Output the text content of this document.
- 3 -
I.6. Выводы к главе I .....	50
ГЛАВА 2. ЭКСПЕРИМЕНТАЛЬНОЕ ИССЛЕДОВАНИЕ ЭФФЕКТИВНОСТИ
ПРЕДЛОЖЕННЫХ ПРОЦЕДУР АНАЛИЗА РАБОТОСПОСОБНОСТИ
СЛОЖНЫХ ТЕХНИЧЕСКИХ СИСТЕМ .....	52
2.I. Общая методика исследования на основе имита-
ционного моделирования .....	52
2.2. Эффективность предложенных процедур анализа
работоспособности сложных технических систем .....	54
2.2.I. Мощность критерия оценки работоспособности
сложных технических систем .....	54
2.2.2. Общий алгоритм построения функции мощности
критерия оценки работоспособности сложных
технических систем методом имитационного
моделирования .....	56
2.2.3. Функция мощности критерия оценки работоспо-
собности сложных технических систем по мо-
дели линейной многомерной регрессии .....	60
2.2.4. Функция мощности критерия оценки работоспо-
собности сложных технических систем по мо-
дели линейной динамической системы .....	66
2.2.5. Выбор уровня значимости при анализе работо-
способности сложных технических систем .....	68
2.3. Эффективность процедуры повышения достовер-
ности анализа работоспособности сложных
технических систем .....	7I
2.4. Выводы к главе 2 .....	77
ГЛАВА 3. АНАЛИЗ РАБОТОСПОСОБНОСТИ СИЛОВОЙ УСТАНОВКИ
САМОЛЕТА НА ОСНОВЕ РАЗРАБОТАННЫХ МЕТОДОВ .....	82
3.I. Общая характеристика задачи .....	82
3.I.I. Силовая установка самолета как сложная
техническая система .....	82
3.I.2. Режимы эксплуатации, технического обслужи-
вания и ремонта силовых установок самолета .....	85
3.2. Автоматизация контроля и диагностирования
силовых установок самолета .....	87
........
Directions for this task: Take the lines above and retype all of them exactly.

Exercise result:
Output the text content of this document.
- 3 -
I.6. Выводы к главе I .....	50
ГЛАВА 2. ЭКСПЕРИМЕНТАЛЬНОЕ ИССЛЕДОВАНИЕ ЭФФЕКТИВНОСТИ
ПРЕДЛОЖЕННЫХ ПРОЦЕДУР АНАЛИЗА РАБОТОСПОСОБНОСТИ
СЛОЖНЫХ ТЕХНИЧЕСКИХ СИСТЕМ .....	52
2.I. Общая методика исследования на основе имита-
ционного моделирования .....	52
2.2. Эффективность предложенных процедур анализа
работоспособности сложных технических систем .....	54
2.2.I. Мощность критерия оценки работоспособности
сложных технических систем .....	54
2.2.2. Общий алгоритм построения функции мощности
критерия оценки работоспособности сложных
технических систем методом имитационного
моделирования .....	56
2.2.3. Функция мощности критерия оценки работоспо-
собности сложных технических систем по мо-
дели линейной многомерной регрессии .....	60
2.2.4. Функция мощности критерия оценки работоспо-
собности сложных технических систем по мо-
дели линейной динамической системы .....	66
2.2.5. Выбор уровня значимости при анализе работо-
способности сложных технических систем .....	68
2.3. Эффективность процедуры повышения достовер-
ности анализа работоспособности сложных
технических систем .....	7I
2.4. Выводы к главе 2 .....	77
ГЛАВА 3. АНАЛИЗ РАБОТОСПОСОБНОСТИ СИЛОВОЙ УСТАНОВКИ
САМОЛЕТА НА ОСНОВЕ РАЗРАБОТАННЫХ МЕТОДОВ .....	82
3.I. Общая характеристика задачи .....	82
3.I.I. Силовая установка самолета как сложная
техническая система .....	82
3.I.2. Режимы эксплуатации, технического обслужи-
вания и ремонта силовых установок самолета .....	85
3.2. Автоматизация контроля и диагностирования
силовых установок самолета .....	87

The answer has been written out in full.